● **What you should do**
Copy all lines that contain the word "Login".

(Collected data entries)
>> begin

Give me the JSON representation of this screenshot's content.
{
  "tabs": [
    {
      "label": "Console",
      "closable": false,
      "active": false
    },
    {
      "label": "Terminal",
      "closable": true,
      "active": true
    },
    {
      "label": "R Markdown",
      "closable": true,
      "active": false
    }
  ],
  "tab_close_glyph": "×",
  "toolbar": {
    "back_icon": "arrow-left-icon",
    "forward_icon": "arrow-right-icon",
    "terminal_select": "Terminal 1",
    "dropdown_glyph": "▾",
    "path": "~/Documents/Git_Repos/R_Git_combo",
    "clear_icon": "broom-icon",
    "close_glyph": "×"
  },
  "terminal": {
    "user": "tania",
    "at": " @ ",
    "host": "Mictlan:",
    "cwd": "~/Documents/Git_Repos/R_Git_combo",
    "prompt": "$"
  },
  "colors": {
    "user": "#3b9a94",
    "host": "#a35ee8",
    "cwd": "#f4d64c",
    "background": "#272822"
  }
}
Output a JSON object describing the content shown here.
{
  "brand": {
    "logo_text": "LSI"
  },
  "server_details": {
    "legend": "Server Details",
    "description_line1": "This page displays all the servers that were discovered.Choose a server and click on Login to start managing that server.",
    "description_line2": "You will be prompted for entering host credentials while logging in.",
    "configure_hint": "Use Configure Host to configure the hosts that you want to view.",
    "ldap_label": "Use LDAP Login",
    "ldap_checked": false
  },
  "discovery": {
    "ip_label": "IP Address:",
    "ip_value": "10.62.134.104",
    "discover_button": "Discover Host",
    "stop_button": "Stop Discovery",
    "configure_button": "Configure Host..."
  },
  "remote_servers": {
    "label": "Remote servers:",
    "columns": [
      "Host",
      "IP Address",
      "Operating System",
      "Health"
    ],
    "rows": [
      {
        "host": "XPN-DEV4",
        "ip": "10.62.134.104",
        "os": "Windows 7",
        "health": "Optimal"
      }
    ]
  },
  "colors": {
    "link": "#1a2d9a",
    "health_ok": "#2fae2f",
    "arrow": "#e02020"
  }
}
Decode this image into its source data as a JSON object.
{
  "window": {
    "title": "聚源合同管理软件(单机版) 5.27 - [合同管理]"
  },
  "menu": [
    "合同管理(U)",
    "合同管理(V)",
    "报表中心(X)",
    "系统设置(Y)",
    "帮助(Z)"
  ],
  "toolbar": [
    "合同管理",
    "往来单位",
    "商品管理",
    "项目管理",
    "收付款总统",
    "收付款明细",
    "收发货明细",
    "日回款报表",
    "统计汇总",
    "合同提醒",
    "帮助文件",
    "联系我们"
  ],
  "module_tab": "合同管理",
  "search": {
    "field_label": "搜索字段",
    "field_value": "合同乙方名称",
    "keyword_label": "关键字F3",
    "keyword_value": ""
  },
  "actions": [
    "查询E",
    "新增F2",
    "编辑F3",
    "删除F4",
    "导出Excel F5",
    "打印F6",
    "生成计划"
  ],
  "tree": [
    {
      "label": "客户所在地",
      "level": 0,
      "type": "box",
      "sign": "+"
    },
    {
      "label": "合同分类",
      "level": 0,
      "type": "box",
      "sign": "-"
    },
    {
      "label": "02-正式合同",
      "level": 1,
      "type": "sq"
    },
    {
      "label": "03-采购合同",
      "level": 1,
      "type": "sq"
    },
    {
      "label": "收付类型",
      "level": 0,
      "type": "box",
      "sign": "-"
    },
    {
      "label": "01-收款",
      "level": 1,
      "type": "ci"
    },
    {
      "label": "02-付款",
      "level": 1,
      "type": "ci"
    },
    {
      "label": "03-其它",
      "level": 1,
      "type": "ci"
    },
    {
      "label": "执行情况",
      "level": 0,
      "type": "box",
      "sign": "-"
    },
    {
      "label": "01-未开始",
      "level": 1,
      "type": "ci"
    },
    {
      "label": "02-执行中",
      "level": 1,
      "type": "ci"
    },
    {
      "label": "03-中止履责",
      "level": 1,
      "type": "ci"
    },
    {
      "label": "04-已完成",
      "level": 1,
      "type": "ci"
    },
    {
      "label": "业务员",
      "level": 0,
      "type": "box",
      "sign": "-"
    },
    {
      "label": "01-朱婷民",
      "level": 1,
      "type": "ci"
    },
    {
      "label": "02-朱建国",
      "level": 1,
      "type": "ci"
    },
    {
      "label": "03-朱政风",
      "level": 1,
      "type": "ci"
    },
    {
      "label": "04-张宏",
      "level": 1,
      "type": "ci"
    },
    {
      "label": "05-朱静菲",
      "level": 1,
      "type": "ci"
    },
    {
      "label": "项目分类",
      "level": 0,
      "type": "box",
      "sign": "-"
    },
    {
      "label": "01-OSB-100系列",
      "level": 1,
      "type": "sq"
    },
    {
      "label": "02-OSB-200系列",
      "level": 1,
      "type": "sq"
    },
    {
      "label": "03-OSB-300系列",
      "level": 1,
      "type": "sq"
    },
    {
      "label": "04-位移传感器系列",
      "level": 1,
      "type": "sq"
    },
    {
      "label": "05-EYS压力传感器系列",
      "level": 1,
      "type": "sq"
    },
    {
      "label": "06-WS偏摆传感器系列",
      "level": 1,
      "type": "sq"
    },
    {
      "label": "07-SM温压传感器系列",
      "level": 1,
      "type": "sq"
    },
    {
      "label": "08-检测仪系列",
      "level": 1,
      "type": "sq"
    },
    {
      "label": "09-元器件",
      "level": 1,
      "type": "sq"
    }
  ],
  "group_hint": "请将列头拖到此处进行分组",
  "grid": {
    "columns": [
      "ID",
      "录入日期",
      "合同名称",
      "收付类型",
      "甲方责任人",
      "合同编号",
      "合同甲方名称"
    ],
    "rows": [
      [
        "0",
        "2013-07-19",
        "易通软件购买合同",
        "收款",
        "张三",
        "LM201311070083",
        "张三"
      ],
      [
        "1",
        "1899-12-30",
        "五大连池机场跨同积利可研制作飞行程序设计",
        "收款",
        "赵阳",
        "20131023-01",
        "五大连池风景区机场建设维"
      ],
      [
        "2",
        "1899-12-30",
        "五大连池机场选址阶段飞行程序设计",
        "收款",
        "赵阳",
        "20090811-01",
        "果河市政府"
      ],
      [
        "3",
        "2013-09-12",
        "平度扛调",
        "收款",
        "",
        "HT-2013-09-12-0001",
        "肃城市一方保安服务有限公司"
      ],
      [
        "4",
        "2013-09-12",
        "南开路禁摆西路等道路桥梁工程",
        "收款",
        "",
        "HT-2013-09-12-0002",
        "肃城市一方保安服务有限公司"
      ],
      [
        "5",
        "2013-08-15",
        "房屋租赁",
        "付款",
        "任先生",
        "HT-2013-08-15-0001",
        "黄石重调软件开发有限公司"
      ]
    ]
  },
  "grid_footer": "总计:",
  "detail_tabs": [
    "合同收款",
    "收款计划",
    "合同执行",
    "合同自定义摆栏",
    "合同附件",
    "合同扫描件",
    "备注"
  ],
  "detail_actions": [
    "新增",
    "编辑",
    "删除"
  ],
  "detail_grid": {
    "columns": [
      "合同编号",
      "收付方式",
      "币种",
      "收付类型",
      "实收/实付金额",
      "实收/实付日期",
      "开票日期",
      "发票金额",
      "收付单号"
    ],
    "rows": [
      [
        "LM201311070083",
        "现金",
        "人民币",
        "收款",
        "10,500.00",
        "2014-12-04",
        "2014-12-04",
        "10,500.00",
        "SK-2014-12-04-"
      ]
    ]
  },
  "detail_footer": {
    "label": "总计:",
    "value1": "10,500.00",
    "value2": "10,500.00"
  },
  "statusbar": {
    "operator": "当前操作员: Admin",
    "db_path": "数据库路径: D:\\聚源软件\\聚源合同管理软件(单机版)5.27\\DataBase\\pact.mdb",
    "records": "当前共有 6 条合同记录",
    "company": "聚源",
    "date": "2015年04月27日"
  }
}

>> end

● **Exercise response**
    "description_line1": "This page displays all the servers that were discovered.Choose a server and click on Login to start managing that server.",
    "ldap_label": "Use LDAP Login",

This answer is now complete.